-- Start Passage --

The easiest is to `#define i_extern` before `#include <stc/cregex.h>`. Make sure to do that in one translation unit only.

For reference, **cregex** uses the following files: 
- `stc/cregex.h`, `stc/utf8.h`, `stc/csview.h`, `stc/cstr.h`, `stc/ccommon.h`, `stc/forward.h`
- `src/cregex.c`, `src/utf8code.c`.

## Regex Cheatsheet

| Metacharacter | Description | STC addition |
|:--:|:--:|:--:|
| ***c*** | Most characters (like c) match themselve literally | |
| \\***c*** | Some characters are used as metacharacters. To use them literally escape them | |
| . | Match any character, except newline unless in (?s) mode | |
| ? | Match the preceding token zero or one time | |
| * | Match the preceding token as often as possible | |
| + | Match the preceding token at least once and as often as possible | |
| \| | Match either the expression before the \| or the expression after it | |
| (***expr***) | Match the expression inside the parentheses. ***This adds a capture group*** | |
| [***chars***] | Match any character inside the brackets. Ranges like a-z may also be used | |
| \[^***chars***\] | Match any character not inside the bracket. | |
| \x{***hex***} | Match UTF8 character/codepoint given as a hex number | * |
| ^ | Start of line anchor | |
| $ | End of line anchor | |
| \A | Start of input anchor | * |
| \Z | End of input anchor | * |
| \z | End of input including optional newline | * |
| \b | UTF8 word boundary anchor | * |
| \B | Not UTF8 word boundary | * |
| \Q | Start literal input mode | * |
| \E | End literal input mode | * |
| (?i) (?-i)  | Ignore case on/off (override global) | * |
| (?s) (?-s)  | Dot matches newline on/off (override global) | * |
| \n \t \r | Match UTF8 newline, tab, carriage return | |
| \d \s \w | Match UTF8 digit, whitespace, alphanumeric character | |
| \D \S \W | Do not match the groups described above | |
| \p{Alnum} | Match UTF8 alpha numeric | * |
| \p{XDigit} | Match UTF8 hex number | * |
| \p{Alpha} or \p{LC} | Match UTF8 cased letter | * |
| \p{Digit} or \p{Nd} | Match UTF8 numeric | * |
| \p{Lower} or \p{Ll} | Match UTF8 lower case | * |
| \p{Upper} or \p{Lu} | Match UTF8 upper case | * |
| \p{Space} or \p{Sz} | Match UTF8 whitespace | * |
| \P{***Class***} | Do not match the classes described above | * |
| [:alnum:] [:alpha:] [:ascii:] | Match ASCII character class. NB: only to be used inside [] brackets | * |
| [:blank:] [:cntrl:] [:digit:] | " | * |
| [:graph:] [:lower:] [:print:] | " | * |
| [:punct:] [:space:] [:upper:] | " | * |
| [:xdigit:] [:word:] | " | * |
| [:^***class***:] | Match character not in the ASCII class | * |
| $***n*** | *n*-th substitution backreference to capture group. ***n*** in 0-9. $0 is the entire match. | * |
| $***nn;*** | As above, but can handle ***nn*** < CREG_MAX_CAPTURES. | * |

## Limitations

The main goal of **cregex** is to be small and fast with limited but useful unicode support. In order to reach these goals, **cregex** currently does not support the following features (non-exhaustive list):
- In order to limit table sizes, most general UTF8 character classes are missing, like \p{L}, \p{S}, and all specific scripts like \p{Greek} etc. Some/all of these may be added in the future as an alternative source file with unicode tables to link with.

-- End Passage --
-- Start Record set --

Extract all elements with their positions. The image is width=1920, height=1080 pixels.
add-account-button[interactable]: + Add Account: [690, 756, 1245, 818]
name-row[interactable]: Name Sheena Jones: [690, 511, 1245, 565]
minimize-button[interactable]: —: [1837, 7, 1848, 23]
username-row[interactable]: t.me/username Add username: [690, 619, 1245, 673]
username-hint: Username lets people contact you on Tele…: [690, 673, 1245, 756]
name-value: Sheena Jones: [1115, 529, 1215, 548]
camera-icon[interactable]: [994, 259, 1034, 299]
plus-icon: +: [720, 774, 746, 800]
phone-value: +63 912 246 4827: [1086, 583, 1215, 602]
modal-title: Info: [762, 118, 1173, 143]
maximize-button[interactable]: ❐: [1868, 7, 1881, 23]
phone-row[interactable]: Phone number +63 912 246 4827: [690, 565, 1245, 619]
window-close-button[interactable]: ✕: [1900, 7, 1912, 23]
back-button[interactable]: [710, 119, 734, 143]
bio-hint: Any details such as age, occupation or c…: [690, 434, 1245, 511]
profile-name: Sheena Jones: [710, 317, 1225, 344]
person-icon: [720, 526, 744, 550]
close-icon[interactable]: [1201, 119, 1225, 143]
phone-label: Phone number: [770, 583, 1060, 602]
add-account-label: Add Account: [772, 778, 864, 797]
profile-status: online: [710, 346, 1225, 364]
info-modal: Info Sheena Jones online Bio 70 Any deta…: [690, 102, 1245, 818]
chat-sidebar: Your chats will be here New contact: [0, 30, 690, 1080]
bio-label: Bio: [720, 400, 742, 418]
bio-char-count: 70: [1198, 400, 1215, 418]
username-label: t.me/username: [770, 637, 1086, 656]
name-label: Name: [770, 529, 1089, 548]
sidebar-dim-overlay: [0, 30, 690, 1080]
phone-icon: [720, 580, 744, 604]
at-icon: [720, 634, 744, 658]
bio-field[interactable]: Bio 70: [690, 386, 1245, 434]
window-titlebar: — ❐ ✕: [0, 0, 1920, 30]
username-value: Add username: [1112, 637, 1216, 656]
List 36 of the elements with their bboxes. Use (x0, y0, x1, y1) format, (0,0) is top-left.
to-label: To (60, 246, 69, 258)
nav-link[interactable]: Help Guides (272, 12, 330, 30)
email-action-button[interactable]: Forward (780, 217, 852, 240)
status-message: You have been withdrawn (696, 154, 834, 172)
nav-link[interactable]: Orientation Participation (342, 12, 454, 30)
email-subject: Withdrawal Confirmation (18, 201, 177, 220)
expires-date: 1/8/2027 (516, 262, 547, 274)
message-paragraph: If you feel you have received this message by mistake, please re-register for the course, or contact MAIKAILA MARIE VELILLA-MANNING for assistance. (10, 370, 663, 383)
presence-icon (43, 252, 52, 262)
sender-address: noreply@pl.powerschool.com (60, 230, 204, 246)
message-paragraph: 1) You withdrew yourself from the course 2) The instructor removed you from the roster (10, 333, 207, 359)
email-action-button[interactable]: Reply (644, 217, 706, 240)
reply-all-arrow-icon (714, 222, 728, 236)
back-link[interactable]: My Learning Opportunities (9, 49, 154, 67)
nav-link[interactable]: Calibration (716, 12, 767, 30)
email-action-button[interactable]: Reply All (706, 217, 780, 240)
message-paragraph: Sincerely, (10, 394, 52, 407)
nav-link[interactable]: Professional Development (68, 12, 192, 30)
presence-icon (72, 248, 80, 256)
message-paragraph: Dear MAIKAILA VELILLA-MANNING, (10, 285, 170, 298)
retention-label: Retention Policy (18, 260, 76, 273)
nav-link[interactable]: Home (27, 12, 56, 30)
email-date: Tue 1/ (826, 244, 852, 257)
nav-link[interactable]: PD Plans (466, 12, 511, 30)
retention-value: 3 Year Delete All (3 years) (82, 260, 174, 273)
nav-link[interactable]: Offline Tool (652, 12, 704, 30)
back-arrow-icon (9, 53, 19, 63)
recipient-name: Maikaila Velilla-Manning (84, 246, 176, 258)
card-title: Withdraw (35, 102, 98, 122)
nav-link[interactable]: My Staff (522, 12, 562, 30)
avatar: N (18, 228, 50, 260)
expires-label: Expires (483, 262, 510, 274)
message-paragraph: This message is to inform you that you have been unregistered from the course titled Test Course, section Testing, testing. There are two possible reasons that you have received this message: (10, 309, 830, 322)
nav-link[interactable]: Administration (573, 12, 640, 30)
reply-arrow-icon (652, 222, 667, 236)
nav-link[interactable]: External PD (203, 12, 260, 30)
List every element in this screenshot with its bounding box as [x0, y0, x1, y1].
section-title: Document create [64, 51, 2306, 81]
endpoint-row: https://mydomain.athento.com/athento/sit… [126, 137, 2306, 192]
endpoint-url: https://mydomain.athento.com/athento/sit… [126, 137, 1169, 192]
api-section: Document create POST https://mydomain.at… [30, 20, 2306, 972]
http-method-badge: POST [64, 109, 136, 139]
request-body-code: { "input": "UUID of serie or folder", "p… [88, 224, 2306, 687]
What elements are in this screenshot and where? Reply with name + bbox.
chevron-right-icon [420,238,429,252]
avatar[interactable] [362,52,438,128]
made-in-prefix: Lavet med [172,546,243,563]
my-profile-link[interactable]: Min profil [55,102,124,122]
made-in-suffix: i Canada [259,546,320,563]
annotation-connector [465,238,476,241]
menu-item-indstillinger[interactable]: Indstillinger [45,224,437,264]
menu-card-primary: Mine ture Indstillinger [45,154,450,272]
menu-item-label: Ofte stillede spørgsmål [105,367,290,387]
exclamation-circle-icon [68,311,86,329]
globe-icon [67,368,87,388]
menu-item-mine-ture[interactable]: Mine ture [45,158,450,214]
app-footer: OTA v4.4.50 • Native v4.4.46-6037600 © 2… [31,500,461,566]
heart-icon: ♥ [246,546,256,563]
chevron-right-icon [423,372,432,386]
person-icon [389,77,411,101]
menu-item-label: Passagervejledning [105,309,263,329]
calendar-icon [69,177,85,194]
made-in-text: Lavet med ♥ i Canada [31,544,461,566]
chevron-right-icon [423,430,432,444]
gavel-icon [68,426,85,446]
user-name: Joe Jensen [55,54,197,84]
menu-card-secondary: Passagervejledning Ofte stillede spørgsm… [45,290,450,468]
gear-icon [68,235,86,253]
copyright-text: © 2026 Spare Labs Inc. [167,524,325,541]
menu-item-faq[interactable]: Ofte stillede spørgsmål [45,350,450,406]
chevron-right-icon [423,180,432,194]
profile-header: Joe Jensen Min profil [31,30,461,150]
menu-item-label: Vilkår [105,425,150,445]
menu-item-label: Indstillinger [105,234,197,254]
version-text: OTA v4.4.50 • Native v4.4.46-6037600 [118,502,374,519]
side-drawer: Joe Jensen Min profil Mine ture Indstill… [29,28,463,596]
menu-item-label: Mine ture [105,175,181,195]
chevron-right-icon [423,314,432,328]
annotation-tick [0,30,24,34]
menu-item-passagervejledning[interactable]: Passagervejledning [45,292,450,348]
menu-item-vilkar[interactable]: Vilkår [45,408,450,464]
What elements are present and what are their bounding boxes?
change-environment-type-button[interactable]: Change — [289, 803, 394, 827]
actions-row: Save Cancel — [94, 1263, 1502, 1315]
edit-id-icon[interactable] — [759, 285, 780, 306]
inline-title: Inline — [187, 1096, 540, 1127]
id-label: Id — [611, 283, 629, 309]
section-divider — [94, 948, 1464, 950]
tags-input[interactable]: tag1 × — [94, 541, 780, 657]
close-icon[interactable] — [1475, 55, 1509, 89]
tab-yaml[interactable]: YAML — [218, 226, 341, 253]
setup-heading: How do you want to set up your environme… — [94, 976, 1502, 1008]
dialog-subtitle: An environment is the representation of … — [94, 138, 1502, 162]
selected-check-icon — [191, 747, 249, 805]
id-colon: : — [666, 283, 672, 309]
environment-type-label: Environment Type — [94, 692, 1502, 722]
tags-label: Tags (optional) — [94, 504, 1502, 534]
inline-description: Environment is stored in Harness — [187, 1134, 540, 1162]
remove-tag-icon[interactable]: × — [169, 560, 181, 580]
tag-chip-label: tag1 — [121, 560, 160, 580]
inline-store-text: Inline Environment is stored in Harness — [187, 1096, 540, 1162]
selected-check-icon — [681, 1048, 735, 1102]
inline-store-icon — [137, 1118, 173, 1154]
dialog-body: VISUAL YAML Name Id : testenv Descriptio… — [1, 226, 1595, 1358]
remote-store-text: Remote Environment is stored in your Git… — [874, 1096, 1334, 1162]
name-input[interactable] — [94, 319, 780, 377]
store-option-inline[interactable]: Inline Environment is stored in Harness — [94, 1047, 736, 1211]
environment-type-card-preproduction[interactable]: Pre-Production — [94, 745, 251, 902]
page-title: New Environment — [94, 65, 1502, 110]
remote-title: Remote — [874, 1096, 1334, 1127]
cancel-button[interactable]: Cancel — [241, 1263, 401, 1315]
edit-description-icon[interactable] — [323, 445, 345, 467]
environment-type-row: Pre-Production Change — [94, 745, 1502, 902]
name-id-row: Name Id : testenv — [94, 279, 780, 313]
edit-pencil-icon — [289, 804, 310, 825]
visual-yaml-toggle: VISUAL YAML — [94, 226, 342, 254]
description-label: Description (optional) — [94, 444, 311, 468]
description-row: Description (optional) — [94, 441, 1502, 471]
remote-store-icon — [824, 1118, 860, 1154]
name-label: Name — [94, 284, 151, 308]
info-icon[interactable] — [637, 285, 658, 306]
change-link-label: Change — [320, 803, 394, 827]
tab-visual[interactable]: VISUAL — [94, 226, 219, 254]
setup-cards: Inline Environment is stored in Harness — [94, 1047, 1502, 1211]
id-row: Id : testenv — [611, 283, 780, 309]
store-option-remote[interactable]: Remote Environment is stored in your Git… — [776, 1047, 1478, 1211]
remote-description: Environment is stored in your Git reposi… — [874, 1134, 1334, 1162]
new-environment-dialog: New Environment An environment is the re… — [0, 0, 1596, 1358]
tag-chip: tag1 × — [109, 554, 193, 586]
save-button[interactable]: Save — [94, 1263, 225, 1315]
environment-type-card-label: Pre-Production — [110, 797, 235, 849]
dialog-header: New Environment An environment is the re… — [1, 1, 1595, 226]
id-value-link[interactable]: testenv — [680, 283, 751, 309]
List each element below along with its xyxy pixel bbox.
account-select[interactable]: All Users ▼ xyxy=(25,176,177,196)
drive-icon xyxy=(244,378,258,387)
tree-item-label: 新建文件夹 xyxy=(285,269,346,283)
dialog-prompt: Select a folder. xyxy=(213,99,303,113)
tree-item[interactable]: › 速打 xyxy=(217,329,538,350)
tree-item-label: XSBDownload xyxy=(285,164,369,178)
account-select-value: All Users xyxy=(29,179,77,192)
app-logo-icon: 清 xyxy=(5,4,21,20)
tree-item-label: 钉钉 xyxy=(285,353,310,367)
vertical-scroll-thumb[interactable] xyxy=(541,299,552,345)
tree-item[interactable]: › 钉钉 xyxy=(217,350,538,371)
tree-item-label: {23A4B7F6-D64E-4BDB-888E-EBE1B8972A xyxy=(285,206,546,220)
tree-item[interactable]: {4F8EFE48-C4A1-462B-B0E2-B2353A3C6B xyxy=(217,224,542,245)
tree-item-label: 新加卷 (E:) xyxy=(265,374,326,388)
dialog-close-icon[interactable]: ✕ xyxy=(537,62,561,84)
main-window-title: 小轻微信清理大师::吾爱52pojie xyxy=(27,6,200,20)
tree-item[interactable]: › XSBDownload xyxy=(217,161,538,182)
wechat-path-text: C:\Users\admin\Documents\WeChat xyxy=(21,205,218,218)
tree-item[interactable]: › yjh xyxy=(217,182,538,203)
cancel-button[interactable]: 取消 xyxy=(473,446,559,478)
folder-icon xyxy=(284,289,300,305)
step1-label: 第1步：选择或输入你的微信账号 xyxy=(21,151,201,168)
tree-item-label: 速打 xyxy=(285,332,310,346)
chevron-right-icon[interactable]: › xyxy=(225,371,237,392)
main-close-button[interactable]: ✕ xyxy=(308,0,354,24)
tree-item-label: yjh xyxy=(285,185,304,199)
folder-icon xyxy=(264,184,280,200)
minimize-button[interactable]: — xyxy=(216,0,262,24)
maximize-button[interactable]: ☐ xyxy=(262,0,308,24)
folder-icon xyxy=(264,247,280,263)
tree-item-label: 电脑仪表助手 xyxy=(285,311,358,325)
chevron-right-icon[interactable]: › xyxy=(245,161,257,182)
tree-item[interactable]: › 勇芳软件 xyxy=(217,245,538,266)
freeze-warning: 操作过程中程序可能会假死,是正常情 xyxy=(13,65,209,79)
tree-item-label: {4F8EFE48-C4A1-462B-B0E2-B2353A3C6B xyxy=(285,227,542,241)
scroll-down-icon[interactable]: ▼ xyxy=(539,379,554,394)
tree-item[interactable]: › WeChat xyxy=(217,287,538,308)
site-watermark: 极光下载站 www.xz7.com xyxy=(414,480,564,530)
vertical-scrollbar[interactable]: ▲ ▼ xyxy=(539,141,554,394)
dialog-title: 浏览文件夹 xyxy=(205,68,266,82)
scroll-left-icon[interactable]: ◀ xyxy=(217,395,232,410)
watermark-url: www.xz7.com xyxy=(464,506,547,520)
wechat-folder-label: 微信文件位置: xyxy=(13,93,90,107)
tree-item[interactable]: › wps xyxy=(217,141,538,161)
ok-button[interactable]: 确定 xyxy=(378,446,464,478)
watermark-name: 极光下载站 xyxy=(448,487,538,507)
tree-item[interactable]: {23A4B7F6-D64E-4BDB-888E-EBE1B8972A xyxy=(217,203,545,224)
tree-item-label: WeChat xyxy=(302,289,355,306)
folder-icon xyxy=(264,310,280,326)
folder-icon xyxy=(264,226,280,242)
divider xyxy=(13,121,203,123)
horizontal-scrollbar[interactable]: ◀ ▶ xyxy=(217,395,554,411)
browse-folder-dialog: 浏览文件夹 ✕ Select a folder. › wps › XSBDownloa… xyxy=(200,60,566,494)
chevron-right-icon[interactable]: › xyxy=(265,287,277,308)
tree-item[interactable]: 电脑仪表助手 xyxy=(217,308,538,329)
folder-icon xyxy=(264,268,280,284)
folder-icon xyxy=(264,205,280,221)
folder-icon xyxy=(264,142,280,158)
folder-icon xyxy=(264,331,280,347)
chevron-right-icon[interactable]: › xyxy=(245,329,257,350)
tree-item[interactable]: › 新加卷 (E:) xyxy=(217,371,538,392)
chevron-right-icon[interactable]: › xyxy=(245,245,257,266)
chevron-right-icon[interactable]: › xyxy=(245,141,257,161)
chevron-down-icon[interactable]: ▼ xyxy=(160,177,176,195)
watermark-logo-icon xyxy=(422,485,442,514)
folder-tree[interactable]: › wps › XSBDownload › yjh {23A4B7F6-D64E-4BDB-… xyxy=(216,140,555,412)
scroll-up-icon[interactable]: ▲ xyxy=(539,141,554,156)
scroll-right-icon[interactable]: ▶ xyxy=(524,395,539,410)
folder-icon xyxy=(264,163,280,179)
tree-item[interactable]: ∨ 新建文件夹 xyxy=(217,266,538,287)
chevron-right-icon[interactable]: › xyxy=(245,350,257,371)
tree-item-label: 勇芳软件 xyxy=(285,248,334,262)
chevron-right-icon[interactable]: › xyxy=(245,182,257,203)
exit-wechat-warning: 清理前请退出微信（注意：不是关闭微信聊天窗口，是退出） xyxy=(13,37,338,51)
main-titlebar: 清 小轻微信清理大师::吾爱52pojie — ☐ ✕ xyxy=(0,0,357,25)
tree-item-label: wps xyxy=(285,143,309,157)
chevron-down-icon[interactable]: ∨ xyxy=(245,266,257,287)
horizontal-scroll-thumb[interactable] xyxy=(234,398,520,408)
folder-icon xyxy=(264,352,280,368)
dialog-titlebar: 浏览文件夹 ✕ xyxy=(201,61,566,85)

-- End Record set --

[Required work]
What does the cregex passage give as the main goal of cregex?

[Full output]
To be small and fast with limited but useful unicode support.